(Dataset records)
##############################

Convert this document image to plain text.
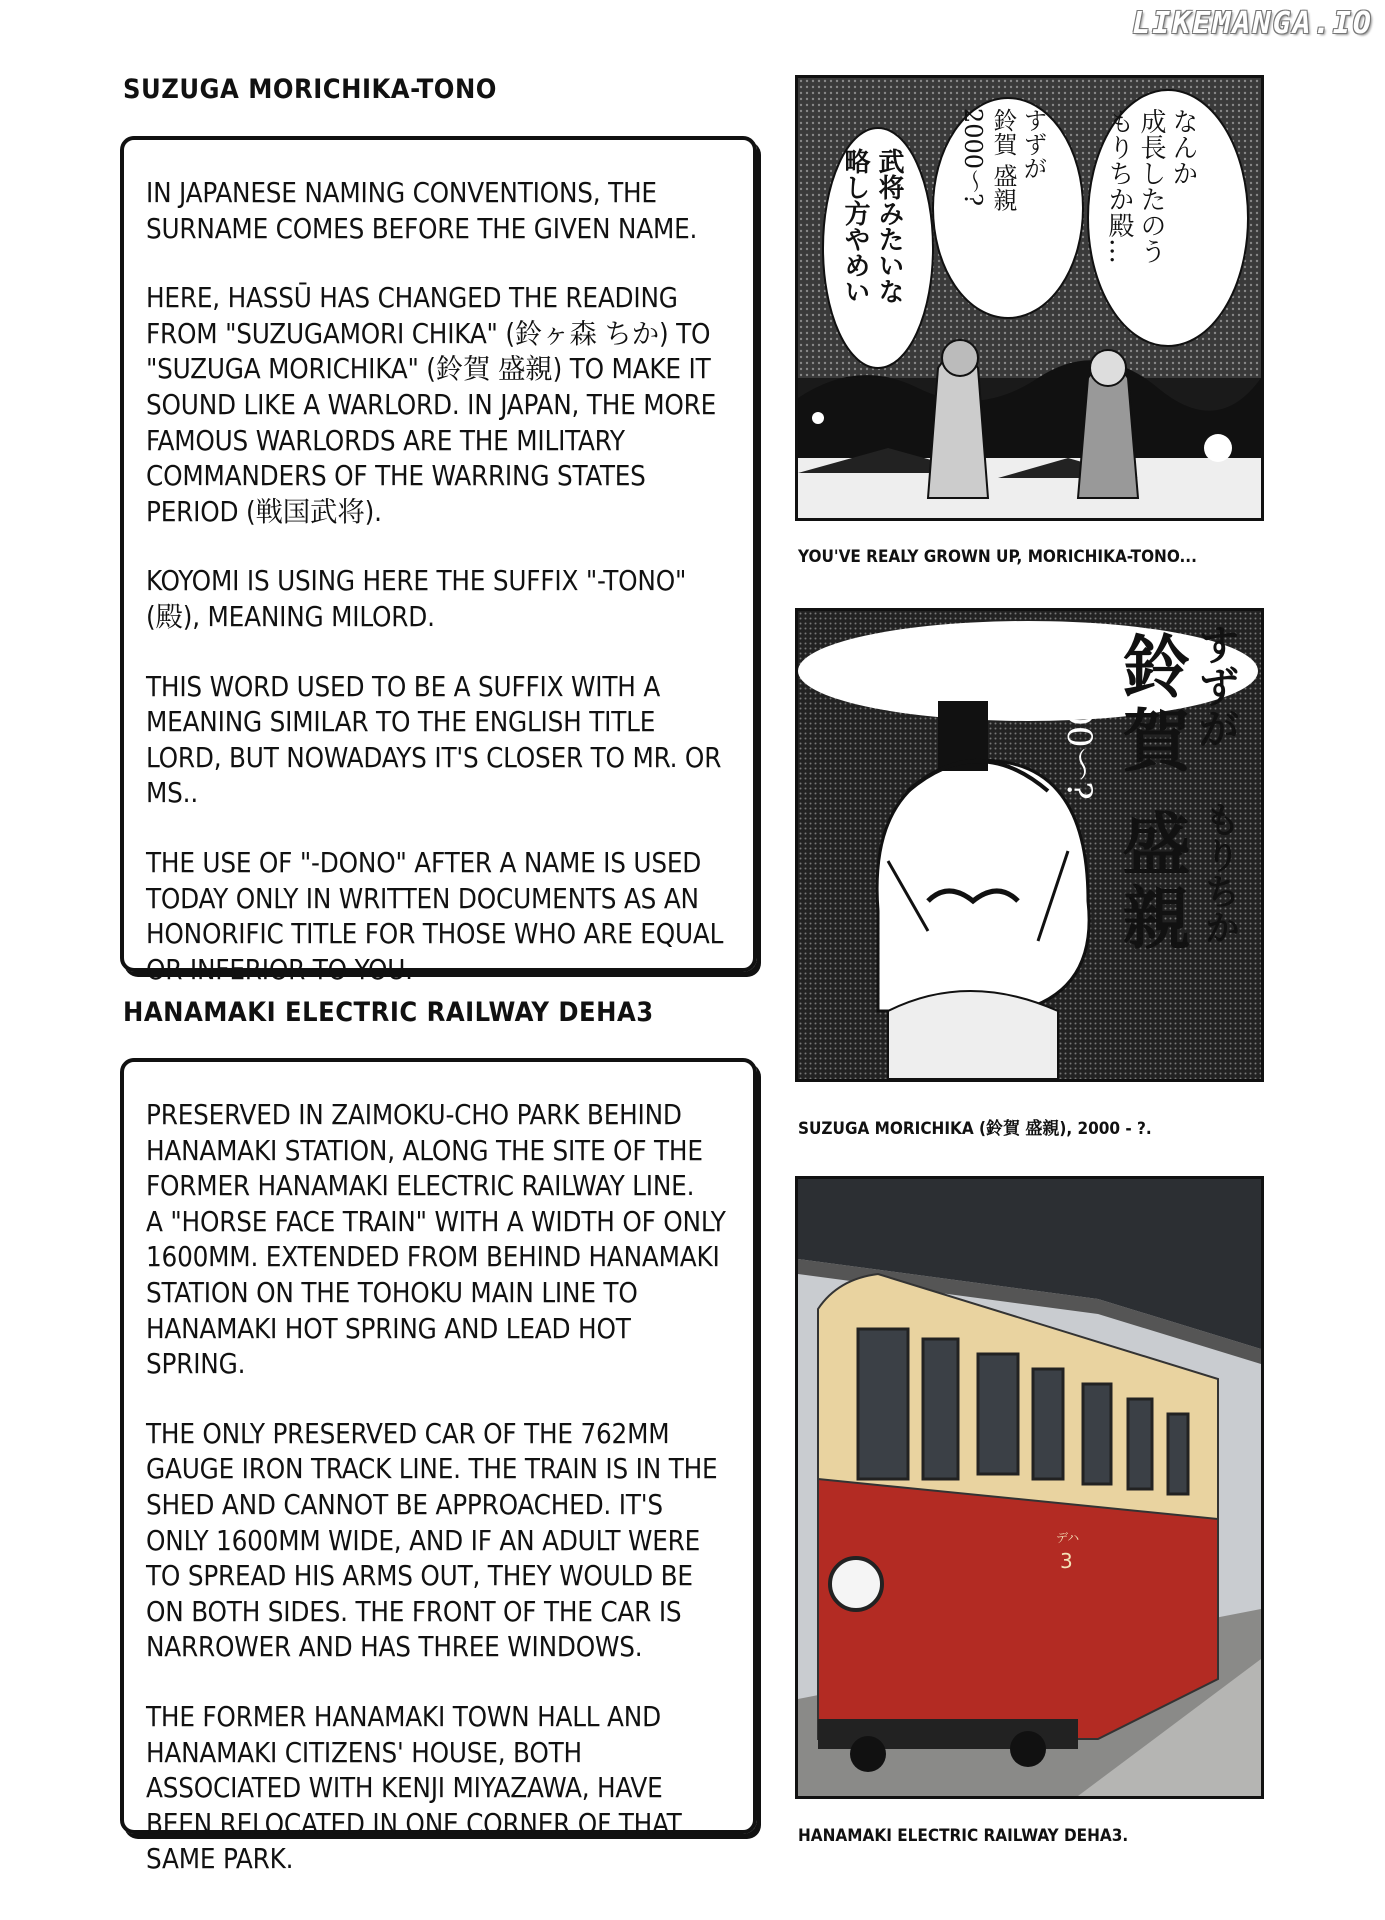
LIKEMANGA.IO
SUZUGA MORICHIKA-TONO

IN JAPANESE NAMING CONVENTIONS, THE SURNAME COMES BEFORE THE GIVEN NAME.

HERE, HASSŪ HAS CHANGED THE READING FROM "SUZUGAMORI CHIKA" (鈴ヶ森 ちか) TO "SUZUGA MORICHIKA" (鈴賀 盛親) TO MAKE IT SOUND LIKE A WARLORD. IN JAPAN, THE MORE FAMOUS WARLORDS ARE THE MILITARY COMMANDERS OF THE WARRING STATES PERIOD (戦国武将).

KOYOMI IS USING HERE THE SUFFIX "-TONO" (殿), MEANING MILORD.

THIS WORD USED TO BE A SUFFIX WITH A MEANING SIMILAR TO THE ENGLISH TITLE LORD, BUT NOWADAYS IT'S CLOSER TO MR. OR MS..

THE USE OF "-DONO" AFTER A NAME IS USED TODAY ONLY IN WRITTEN DOCUMENTS AS AN HONORIFIC TITLE FOR THOSE WHO ARE EQUAL OR INFERIOR TO YOU.

HANAMAKI ELECTRIC RAILWAY DEHA3

PRESERVED IN ZAIMOKU-CHO PARK BEHIND HANAMAKI STATION, ALONG THE SITE OF THE FORMER HANAMAKI ELECTRIC RAILWAY LINE.
A "HORSE FACE TRAIN" WITH A WIDTH OF ONLY 1600MM. EXTENDED FROM BEHIND HANAMAKI STATION ON THE TOHOKU MAIN LINE TO HANAMAKI HOT SPRING AND LEAD HOT SPRING.

THE ONLY PRESERVED CAR OF THE 762MM GAUGE IRON TRACK LINE. THE TRAIN IS IN THE SHED AND CANNOT BE APPROACHED. IT'S ONLY 1600MM WIDE, AND IF AN ADULT WERE TO SPREAD HIS ARMS OUT, THEY WOULD BE ON BOTH SIDES. THE FRONT OF THE CAR IS NARROWER AND HAS THREE WINDOWS.

THE FORMER HANAMAKI TOWN HALL AND HANAMAKI CITIZENS' HOUSE, BOTH ASSOCIATED WITH KENJI MIYAZAWA, HAVE BEEN RELOCATED IN ONE CORNER OF THAT SAME PARK.

なんか
成長したのう
もりちか殿…
すずが
鈴賀 盛親
2000〜?
武将みたいな
略し方やめい
YOU'VE REALY GROWN UP, MORICHIKA-TONO...
すずが
鈴賀 盛親 もりちか
2000〜?
SUZUGA MORICHIKA (鈴賀 盛親), 2000 - ?.
3
デハ
HANAMAKI ELECTRIC RAILWAY DEHA3.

##############################

WHAT YOU ARE ASKED TO DO — Print each of the records above exactly as written, leaving no picture in the copy.

SOLUTION FOR THIS PROBLEM —
Convert this document image to plain text.
LIKEMANGA.IO
SUZUGA MORICHIKA-TONO

IN JAPANESE NAMING CONVENTIONS, THE SURNAME COMES BEFORE THE GIVEN NAME.

HERE, HASSŪ HAS CHANGED THE READING FROM "SUZUGAMORI CHIKA" (鈴ヶ森 ちか) TO "SUZUGA MORICHIKA" (鈴賀 盛親) TO MAKE IT SOUND LIKE A WARLORD. IN JAPAN, THE MORE FAMOUS WARLORDS ARE THE MILITARY COMMANDERS OF THE WARRING STATES PERIOD (戦国武将).

KOYOMI IS USING HERE THE SUFFIX "-TONO" (殿), MEANING MILORD.

THIS WORD USED TO BE A SUFFIX WITH A MEANING SIMILAR TO THE ENGLISH TITLE LORD, BUT NOWADAYS IT'S CLOSER TO MR. OR MS..

THE USE OF "-DONO" AFTER A NAME IS USED TODAY ONLY IN WRITTEN DOCUMENTS AS AN HONORIFIC TITLE FOR THOSE WHO ARE EQUAL OR INFERIOR TO YOU.

HANAMAKI ELECTRIC RAILWAY DEHA3

PRESERVED IN ZAIMOKU-CHO PARK BEHIND HANAMAKI STATION, ALONG THE SITE OF THE FORMER HANAMAKI ELECTRIC RAILWAY LINE.
A "HORSE FACE TRAIN" WITH A WIDTH OF ONLY 1600MM. EXTENDED FROM BEHIND HANAMAKI STATION ON THE TOHOKU MAIN LINE TO HANAMAKI HOT SPRING AND LEAD HOT SPRING.

THE ONLY PRESERVED CAR OF THE 762MM GAUGE IRON TRACK LINE. THE TRAIN IS IN THE SHED AND CANNOT BE APPROACHED. IT'S ONLY 1600MM WIDE, AND IF AN ADULT WERE TO SPREAD HIS ARMS OUT, THEY WOULD BE ON BOTH SIDES. THE FRONT OF THE CAR IS NARROWER AND HAS THREE WINDOWS.

THE FORMER HANAMAKI TOWN HALL AND HANAMAKI CITIZENS' HOUSE, BOTH ASSOCIATED WITH KENJI MIYAZAWA, HAVE BEEN RELOCATED IN ONE CORNER OF THAT SAME PARK.

なんか
成長したのう
もりちか殿…
すずが
鈴賀 盛親
2000〜?
武将みたいな
略し方やめい
YOU'VE REALY GROWN UP, MORICHIKA-TONO...
すずが
鈴賀 盛親 もりちか
2000〜?
SUZUGA MORICHIKA (鈴賀 盛親), 2000 - ?.
3
デハ
HANAMAKI ELECTRIC RAILWAY DEHA3.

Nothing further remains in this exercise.